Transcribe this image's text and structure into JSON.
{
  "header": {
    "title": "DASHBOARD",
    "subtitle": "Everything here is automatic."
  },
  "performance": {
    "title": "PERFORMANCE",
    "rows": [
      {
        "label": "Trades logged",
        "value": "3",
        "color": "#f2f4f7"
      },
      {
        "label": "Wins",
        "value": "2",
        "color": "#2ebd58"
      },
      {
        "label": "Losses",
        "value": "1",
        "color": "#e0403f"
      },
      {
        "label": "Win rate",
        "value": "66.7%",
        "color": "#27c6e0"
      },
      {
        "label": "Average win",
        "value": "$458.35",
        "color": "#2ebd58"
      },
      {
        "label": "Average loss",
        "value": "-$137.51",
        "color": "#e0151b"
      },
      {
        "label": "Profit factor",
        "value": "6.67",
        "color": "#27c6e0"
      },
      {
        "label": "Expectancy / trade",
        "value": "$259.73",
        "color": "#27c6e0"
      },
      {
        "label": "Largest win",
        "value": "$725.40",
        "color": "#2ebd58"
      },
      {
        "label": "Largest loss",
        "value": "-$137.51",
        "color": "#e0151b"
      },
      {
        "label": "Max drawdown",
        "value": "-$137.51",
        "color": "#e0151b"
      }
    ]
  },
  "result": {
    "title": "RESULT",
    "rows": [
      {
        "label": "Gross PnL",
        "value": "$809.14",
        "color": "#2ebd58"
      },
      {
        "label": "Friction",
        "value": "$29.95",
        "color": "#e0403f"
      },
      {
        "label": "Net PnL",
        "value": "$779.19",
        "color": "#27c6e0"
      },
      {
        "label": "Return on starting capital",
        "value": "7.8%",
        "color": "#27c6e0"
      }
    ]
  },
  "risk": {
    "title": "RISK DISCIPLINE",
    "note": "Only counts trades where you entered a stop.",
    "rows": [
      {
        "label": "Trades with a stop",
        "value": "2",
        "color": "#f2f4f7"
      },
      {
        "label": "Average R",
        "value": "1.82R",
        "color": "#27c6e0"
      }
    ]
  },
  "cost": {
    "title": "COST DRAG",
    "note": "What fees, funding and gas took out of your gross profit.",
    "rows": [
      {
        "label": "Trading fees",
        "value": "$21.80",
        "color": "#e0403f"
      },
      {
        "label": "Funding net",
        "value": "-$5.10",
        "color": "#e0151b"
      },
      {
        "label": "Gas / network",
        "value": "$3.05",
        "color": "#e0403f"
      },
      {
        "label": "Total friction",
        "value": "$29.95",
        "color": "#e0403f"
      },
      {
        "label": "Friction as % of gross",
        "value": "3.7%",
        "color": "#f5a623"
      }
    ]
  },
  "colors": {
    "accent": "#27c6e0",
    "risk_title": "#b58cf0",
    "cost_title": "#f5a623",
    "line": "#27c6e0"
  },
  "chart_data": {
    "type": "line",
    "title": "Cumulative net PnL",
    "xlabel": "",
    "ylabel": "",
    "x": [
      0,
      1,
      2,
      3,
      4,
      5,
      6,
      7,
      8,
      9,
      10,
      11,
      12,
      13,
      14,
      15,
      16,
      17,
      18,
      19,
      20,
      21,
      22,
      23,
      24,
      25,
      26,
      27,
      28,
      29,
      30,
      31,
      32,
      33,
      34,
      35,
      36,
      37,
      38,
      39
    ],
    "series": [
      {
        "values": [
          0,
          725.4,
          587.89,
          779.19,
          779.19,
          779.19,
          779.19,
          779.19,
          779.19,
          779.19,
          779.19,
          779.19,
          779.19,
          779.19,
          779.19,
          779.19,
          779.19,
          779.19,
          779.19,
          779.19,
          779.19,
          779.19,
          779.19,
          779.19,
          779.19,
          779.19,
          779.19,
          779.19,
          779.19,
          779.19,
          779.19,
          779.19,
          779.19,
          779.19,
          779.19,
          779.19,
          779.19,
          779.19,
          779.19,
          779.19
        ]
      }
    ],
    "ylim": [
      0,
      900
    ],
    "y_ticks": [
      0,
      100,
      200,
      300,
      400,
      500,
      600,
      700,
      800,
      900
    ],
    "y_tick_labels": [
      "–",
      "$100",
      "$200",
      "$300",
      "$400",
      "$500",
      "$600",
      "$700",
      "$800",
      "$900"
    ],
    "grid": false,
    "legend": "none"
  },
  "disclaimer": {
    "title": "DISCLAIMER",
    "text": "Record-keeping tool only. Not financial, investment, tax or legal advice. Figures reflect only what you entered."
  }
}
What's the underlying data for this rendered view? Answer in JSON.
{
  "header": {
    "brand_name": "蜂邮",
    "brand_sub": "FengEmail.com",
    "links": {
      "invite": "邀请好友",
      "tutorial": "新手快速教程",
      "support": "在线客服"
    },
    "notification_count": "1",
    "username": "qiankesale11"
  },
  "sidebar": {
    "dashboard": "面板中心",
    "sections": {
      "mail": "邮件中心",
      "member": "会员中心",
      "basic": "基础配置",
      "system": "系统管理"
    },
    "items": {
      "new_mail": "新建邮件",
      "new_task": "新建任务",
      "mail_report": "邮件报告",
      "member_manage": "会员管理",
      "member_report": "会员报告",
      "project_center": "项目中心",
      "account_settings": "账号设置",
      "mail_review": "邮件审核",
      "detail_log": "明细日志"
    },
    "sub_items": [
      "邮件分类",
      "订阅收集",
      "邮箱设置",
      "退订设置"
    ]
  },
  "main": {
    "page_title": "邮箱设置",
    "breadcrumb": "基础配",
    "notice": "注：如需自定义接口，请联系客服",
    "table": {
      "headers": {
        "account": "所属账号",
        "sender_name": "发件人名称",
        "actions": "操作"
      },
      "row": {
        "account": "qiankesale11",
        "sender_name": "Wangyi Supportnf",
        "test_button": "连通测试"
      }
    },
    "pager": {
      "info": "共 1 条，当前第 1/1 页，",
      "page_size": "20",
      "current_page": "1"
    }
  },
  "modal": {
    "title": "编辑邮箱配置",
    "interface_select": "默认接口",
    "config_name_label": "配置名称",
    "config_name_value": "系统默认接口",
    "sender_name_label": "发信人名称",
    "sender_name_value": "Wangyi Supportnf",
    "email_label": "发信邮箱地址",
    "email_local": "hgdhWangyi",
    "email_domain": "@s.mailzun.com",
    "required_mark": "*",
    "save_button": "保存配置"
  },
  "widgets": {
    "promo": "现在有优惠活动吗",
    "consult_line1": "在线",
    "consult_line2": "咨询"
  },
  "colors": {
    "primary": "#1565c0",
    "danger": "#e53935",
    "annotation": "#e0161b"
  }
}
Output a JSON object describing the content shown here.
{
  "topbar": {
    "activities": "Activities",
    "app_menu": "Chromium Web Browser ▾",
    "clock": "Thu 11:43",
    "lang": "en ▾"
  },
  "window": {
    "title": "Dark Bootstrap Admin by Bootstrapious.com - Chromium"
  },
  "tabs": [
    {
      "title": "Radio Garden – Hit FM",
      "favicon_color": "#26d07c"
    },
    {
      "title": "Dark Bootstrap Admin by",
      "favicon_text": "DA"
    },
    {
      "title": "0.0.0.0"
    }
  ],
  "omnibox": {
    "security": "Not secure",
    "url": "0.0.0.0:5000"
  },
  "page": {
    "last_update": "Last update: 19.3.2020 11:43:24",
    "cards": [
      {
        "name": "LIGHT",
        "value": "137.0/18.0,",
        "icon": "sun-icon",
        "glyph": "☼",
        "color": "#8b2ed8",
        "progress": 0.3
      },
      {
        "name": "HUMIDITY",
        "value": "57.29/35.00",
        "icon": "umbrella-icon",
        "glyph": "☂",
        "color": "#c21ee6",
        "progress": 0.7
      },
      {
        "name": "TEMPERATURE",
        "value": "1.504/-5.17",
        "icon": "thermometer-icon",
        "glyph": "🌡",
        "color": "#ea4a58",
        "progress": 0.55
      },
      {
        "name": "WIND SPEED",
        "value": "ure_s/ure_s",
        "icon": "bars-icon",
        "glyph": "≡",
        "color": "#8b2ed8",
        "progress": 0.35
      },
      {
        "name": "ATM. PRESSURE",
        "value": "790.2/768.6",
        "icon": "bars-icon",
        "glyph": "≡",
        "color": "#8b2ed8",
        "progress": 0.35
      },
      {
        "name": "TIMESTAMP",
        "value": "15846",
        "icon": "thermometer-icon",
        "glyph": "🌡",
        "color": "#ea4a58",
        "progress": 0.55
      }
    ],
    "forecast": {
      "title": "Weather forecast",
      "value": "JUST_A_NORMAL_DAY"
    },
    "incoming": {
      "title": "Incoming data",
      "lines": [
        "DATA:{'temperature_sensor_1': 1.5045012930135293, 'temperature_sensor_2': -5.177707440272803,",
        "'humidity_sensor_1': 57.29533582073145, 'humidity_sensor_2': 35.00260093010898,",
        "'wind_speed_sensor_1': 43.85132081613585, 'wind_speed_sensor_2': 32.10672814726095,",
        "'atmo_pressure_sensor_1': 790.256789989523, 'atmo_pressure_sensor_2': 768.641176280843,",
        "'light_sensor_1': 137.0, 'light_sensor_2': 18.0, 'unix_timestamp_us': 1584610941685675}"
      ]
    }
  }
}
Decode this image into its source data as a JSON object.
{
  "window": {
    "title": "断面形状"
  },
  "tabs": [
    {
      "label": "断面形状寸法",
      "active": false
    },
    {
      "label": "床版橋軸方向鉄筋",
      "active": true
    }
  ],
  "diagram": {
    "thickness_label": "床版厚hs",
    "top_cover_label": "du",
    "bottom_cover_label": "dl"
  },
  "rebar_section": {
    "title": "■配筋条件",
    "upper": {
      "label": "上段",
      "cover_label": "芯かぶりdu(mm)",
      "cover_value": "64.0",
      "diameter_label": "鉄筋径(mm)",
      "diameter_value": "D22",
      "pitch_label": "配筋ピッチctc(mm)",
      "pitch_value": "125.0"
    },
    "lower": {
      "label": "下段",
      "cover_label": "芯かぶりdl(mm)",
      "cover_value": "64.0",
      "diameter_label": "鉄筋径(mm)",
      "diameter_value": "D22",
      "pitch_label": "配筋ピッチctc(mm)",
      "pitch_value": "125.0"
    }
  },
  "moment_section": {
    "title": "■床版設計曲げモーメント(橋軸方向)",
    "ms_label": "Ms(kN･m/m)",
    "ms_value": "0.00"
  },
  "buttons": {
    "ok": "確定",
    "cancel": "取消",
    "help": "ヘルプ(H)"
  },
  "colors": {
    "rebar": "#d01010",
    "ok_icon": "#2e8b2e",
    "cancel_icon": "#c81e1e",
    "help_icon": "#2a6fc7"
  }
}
++++++
Return nothing except the number of lines that include the string "entered".

**Solution:** 2